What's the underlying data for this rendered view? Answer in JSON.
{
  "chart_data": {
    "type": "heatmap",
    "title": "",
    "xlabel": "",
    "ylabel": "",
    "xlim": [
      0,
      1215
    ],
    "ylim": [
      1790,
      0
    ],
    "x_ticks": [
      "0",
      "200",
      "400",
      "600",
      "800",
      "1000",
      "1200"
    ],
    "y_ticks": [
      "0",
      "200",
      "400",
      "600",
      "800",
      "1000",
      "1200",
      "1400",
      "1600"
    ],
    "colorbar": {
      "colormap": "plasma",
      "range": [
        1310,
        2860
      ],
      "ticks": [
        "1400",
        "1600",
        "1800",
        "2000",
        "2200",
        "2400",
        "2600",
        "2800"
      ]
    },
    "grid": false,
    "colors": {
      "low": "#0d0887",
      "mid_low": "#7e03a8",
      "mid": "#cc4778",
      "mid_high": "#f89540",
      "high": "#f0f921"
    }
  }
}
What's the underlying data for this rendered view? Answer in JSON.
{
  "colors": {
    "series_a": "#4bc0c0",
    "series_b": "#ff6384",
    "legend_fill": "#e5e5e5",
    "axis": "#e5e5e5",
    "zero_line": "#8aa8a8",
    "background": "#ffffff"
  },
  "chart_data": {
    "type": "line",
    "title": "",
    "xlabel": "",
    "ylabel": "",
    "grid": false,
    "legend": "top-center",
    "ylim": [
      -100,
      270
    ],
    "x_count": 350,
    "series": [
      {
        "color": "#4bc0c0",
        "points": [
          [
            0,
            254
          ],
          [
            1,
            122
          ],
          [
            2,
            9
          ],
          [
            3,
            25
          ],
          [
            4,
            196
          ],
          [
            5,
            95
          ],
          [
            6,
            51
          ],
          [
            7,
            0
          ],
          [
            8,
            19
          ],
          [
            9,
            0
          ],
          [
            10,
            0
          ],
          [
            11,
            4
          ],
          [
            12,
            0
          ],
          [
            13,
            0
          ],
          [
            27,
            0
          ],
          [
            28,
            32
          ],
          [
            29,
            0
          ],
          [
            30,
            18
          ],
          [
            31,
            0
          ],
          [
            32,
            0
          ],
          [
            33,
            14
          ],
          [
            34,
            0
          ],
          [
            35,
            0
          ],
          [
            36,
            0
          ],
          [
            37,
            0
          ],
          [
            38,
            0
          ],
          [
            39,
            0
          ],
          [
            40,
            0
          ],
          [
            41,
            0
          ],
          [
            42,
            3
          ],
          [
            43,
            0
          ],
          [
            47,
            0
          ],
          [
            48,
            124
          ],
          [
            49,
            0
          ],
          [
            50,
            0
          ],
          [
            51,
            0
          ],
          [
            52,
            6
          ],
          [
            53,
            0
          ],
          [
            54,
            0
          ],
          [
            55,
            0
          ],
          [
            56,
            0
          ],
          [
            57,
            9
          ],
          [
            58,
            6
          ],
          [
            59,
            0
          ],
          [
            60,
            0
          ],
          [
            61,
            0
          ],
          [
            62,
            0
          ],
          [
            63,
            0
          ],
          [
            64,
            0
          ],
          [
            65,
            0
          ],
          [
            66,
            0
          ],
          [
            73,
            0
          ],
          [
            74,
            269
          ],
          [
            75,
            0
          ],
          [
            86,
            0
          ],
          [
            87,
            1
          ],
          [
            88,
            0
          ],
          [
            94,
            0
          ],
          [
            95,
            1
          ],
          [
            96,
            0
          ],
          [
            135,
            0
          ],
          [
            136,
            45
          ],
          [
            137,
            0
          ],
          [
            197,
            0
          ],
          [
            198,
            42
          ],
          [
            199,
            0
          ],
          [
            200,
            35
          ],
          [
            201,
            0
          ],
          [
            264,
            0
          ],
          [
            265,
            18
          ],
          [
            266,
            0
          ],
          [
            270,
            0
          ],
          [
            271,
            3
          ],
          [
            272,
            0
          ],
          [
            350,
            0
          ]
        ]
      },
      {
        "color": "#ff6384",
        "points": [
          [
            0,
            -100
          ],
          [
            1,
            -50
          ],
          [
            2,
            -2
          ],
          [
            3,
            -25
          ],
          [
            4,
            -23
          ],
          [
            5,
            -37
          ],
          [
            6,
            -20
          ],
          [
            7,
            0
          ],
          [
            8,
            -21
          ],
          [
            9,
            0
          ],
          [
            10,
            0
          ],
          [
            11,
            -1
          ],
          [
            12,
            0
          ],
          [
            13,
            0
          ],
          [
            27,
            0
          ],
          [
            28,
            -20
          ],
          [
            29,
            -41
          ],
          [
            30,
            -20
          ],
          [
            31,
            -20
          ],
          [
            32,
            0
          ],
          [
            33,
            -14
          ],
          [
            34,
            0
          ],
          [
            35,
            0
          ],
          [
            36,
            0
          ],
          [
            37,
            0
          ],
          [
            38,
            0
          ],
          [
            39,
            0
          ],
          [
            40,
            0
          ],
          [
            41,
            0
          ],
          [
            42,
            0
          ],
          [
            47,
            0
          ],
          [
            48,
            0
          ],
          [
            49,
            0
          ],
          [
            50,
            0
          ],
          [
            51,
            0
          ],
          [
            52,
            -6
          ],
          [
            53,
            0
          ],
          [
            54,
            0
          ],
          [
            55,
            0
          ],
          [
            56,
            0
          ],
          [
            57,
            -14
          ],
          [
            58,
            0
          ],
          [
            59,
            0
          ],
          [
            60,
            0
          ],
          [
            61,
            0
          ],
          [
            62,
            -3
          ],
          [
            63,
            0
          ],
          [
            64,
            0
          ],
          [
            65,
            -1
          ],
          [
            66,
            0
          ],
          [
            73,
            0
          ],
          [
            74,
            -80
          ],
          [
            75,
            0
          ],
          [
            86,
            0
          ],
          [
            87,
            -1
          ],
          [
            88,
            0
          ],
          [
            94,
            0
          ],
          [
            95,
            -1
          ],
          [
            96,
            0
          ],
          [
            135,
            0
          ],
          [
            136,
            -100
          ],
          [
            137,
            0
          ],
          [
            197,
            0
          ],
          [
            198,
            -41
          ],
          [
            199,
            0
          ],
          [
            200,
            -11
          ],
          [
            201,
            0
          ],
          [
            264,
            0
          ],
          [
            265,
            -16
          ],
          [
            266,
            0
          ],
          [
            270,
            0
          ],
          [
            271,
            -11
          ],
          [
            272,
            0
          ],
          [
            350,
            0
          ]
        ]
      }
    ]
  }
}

● ● ● ● ● ● ●

[PROBLEM TO WORK ON] Repeat the records above exactly, from the first line to the last.

[SOLUTION TO THE PROBLEM]
What's the underlying data for this rendered view? Answer in JSON.
{
  "chart_data": {
    "type": "heatmap",
    "title": "",
    "xlabel": "",
    "ylabel": "",
    "xlim": [
      0,
      1215
    ],
    "ylim": [
      1790,
      0
    ],
    "x_ticks": [
      "0",
      "200",
      "400",
      "600",
      "800",
      "1000",
      "1200"
    ],
    "y_ticks": [
      "0",
      "200",
      "400",
      "600",
      "800",
      "1000",
      "1200",
      "1400",
      "1600"
    ],
    "colorbar": {
      "colormap": "plasma",
      "range": [
        1310,
        2860
      ],
      "ticks": [
        "1400",
        "1600",
        "1800",
        "2000",
        "2200",
        "2400",
        "2600",
        "2800"
      ]
    },
    "grid": false,
    "colors": {
      "low": "#0d0887",
      "mid_low": "#7e03a8",
      "mid": "#cc4778",
      "mid_high": "#f89540",
      "high": "#f0f921"
    }
  }
}
What's the underlying data for this rendered view? Answer in JSON.
{
  "colors": {
    "series_a": "#4bc0c0",
    "series_b": "#ff6384",
    "legend_fill": "#e5e5e5",
    "axis": "#e5e5e5",
    "zero_line": "#8aa8a8",
    "background": "#ffffff"
  },
  "chart_data": {
    "type": "line",
    "title": "",
    "xlabel": "",
    "ylabel": "",
    "grid": false,
    "legend": "top-center",
    "ylim": [
      -100,
      270
    ],
    "x_count": 350,
    "series": [
      {
        "color": "#4bc0c0",
        "points": [
          [
            0,
            254
          ],
          [
            1,
            122
          ],
          [
            2,
            9
          ],
          [
            3,
            25
          ],
          [
            4,
            196
          ],
          [
            5,
            95
          ],
          [
            6,
            51
          ],
          [
            7,
            0
          ],
          [
            8,
            19
          ],
          [
            9,
            0
          ],
          [
            10,
            0
          ],
          [
            11,
            4
          ],
          [
            12,
            0
          ],
          [
            13,
            0
          ],
          [
            27,
            0
          ],
          [
            28,
            32
          ],
          [
            29,
            0
          ],
          [
            30,
            18
          ],
          [
            31,
            0
          ],
          [
            32,
            0
          ],
          [
            33,
            14
          ],
          [
            34,
            0
          ],
          [
            35,
            0
          ],
          [
            36,
            0
          ],
          [
            37,
            0
          ],
          [
            38,
            0
          ],
          [
            39,
            0
          ],
          [
            40,
            0
          ],
          [
            41,
            0
          ],
          [
            42,
            3
          ],
          [
            43,
            0
          ],
          [
            47,
            0
          ],
          [
            48,
            124
          ],
          [
            49,
            0
          ],
          [
            50,
            0
          ],
          [
            51,
            0
          ],
          [
            52,
            6
          ],
          [
            53,
            0
          ],
          [
            54,
            0
          ],
          [
            55,
            0
          ],
          [
            56,
            0
          ],
          [
            57,
            9
          ],
          [
            58,
            6
          ],
          [
            59,
            0
          ],
          [
            60,
            0
          ],
          [
            61,
            0
          ],
          [
            62,
            0
          ],
          [
            63,
            0
          ],
          [
            64,
            0
          ],
          [
            65,
            0
          ],
          [
            66,
            0
          ],
          [
            73,
            0
          ],
          [
            74,
            269
          ],
          [
            75,
            0
          ],
          [
            86,
            0
          ],
          [
            87,
            1
          ],
          [
            88,
            0
          ],
          [
            94,
            0
          ],
          [
            95,
            1
          ],
          [
            96,
            0
          ],
          [
            135,
            0
          ],
          [
            136,
            45
          ],
          [
            137,
            0
          ],
          [
            197,
            0
          ],
          [
            198,
            42
          ],
          [
            199,
            0
          ],
          [
            200,
            35
          ],
          [
            201,
            0
          ],
          [
            264,
            0
          ],
          [
            265,
            18
          ],
          [
            266,
            0
          ],
          [
            270,
            0
          ],
          [
            271,
            3
          ],
          [
            272,
            0
          ],
          [
            350,
            0
          ]
        ]
      },
      {
        "color": "#ff6384",
        "points": [
          [
            0,
            -100
          ],
          [
            1,
            -50
          ],
          [
            2,
            -2
          ],
          [
            3,
            -25
          ],
          [
            4,
            -23
          ],
          [
            5,
            -37
          ],
          [
            6,
            -20
          ],
          [
            7,
            0
          ],
          [
            8,
            -21
          ],
          [
            9,
            0
          ],
          [
            10,
            0
          ],
          [
            11,
            -1
          ],
          [
            12,
            0
          ],
          [
            13,
            0
          ],
          [
            27,
            0
          ],
          [
            28,
            -20
          ],
          [
            29,
            -41
          ],
          [
            30,
            -20
          ],
          [
            31,
            -20
          ],
          [
            32,
            0
          ],
          [
            33,
            -14
          ],
          [
            34,
            0
          ],
          [
            35,
            0
          ],
          [
            36,
            0
          ],
          [
            37,
            0
          ],
          [
            38,
            0
          ],
          [
            39,
            0
          ],
          [
            40,
            0
          ],
          [
            41,
            0
          ],
          [
            42,
            0
          ],
          [
            47,
            0
          ],
          [
            48,
            0
          ],
          [
            49,
            0
          ],
          [
            50,
            0
          ],
          [
            51,
            0
          ],
          [
            52,
            -6
          ],
          [
            53,
            0
          ],
          [
            54,
            0
          ],
          [
            55,
            0
          ],
          [
            56,
            0
          ],
          [
            57,
            -14
          ],
          [
            58,
            0
          ],
          [
            59,
            0
          ],
          [
            60,
            0
          ],
          [
            61,
            0
          ],
          [
            62,
            -3
          ],
          [
            63,
            0
          ],
          [
            64,
            0
          ],
          [
            65,
            -1
          ],
          [
            66,
            0
          ],
          [
            73,
            0
          ],
          [
            74,
            -80
          ],
          [
            75,
            0
          ],
          [
            86,
            0
          ],
          [
            87,
            -1
          ],
          [
            88,
            0
          ],
          [
            94,
            0
          ],
          [
            95,
            -1
          ],
          [
            96,
            0
          ],
          [
            135,
            0
          ],
          [
            136,
            -100
          ],
          [
            137,
            0
          ],
          [
            197,
            0
          ],
          [
            198,
            -41
          ],
          [
            199,
            0
          ],
          [
            200,
            -11
          ],
          [
            201,
            0
          ],
          [
            264,
            0
          ],
          [
            265,
            -16
          ],
          [
            266,
            0
          ],
          [
            270,
            0
          ],
          [
            271,
            -11
          ],
          [
            272,
            0
          ],
          [
            350,
            0
          ]
        ]
      }
    ]
  }
}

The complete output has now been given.